TASK DESCRIPTION >>
Report all lines from the entries below in which "Prefeito" appears.

ENTRIES SUPPLIED >>
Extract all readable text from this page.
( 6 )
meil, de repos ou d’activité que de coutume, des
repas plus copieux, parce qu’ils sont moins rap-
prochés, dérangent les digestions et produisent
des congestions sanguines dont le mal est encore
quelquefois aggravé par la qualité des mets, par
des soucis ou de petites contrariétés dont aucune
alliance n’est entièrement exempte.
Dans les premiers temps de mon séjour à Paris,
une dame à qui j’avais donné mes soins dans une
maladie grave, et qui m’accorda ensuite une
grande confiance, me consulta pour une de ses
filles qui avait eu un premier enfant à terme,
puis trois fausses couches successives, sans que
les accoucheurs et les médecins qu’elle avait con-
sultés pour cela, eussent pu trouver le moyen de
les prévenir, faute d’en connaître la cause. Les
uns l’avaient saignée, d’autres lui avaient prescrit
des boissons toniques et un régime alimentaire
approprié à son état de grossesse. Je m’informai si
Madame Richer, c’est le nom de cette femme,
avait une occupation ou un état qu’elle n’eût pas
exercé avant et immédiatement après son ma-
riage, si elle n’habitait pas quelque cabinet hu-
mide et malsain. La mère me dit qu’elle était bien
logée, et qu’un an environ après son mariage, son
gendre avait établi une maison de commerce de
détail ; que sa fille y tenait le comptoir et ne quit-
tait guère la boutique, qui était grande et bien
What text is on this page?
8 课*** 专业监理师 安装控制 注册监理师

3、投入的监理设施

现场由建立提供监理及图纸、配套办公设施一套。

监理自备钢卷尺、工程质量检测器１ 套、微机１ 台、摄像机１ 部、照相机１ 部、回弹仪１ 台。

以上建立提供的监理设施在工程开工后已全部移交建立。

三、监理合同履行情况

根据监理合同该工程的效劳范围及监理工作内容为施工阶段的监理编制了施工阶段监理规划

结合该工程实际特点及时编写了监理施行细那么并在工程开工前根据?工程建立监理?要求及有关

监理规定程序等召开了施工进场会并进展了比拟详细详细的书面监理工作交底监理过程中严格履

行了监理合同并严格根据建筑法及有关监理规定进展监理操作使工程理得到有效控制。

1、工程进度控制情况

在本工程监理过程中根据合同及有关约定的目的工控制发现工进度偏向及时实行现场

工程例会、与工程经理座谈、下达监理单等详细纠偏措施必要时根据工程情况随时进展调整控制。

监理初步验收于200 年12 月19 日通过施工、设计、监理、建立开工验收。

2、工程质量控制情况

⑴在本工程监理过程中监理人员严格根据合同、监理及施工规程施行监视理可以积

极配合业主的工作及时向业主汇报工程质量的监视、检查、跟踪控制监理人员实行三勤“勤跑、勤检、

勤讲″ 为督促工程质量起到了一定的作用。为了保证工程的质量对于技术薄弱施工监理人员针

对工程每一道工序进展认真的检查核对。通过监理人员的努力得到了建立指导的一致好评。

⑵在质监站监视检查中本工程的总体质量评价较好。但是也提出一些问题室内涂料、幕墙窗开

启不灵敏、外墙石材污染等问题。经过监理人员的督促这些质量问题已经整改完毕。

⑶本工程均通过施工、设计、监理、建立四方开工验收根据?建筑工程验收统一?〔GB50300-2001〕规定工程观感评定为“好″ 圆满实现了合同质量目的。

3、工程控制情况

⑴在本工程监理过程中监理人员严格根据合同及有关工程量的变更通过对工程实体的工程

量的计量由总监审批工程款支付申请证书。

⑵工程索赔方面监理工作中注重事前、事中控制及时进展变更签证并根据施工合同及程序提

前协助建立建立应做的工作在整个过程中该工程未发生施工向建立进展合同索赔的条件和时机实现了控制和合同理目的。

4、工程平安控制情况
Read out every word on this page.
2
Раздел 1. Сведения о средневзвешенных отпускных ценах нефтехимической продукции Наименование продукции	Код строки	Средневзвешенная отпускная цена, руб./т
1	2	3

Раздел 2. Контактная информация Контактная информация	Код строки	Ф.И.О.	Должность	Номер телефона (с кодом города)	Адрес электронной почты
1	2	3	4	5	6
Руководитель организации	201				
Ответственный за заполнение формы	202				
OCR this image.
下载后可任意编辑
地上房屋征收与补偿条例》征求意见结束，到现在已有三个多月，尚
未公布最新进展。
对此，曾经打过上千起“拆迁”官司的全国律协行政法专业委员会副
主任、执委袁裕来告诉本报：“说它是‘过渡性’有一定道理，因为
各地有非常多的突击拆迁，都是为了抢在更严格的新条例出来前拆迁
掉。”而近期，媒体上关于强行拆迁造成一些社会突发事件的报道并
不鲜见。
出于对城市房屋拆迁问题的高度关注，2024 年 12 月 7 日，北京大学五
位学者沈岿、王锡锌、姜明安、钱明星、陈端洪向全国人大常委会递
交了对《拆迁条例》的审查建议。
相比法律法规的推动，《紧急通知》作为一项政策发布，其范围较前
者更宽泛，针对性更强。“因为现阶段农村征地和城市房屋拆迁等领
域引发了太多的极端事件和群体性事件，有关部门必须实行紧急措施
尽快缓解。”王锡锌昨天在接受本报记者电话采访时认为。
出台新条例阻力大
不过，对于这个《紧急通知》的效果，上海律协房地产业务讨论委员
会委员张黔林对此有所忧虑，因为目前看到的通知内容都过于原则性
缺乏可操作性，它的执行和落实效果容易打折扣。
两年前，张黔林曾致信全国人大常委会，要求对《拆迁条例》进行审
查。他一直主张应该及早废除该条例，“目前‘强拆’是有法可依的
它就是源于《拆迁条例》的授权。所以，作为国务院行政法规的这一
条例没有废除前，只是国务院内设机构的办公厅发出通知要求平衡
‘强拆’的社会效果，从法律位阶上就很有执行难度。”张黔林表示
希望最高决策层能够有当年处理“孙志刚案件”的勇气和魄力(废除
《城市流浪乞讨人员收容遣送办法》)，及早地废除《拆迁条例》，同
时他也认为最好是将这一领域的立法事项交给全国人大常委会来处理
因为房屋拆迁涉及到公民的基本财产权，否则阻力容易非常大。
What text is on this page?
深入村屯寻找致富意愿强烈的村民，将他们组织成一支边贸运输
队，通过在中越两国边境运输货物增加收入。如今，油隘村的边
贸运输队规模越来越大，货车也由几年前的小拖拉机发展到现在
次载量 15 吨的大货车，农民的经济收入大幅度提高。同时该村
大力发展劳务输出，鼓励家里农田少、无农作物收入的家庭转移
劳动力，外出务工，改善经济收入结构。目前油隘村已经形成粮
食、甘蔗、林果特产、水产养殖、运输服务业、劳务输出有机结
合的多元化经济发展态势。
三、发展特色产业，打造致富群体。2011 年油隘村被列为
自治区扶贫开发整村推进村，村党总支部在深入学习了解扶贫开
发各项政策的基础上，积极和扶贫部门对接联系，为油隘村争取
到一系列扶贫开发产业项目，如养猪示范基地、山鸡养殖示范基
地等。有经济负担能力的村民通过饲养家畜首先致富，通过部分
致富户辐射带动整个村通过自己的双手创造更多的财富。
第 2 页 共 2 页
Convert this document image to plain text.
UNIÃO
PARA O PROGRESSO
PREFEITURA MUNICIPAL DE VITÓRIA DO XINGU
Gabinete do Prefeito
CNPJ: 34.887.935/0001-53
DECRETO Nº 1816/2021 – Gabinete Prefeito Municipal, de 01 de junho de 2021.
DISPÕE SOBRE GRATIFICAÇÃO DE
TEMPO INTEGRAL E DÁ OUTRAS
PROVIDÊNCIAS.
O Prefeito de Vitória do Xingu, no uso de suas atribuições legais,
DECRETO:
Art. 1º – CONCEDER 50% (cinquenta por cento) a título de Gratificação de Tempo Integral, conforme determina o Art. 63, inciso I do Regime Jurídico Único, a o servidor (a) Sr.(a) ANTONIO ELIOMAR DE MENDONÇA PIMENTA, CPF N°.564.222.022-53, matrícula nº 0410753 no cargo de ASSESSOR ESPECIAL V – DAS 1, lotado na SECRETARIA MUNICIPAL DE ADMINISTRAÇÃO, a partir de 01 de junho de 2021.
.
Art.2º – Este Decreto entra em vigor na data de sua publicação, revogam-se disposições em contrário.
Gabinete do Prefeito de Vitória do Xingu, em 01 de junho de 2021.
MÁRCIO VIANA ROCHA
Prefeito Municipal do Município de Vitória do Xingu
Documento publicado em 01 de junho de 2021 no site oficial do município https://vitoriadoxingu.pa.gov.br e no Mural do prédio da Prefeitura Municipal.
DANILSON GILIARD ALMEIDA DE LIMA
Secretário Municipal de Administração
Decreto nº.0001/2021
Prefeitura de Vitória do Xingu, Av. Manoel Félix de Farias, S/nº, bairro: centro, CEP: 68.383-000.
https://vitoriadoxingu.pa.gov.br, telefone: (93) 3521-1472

THE RESULT >>
Gabinete do Prefeito
DECRETO Nº 1816/2021 – Gabinete Prefeito Municipal, de 01 de junho de 2021.
O Prefeito de Vitória do Xingu, no uso de suas atribuições legais,
Gabinete do Prefeito de Vitória do Xingu, em 01 de junho de 2021.
Prefeito Municipal do Município de Vitória do Xingu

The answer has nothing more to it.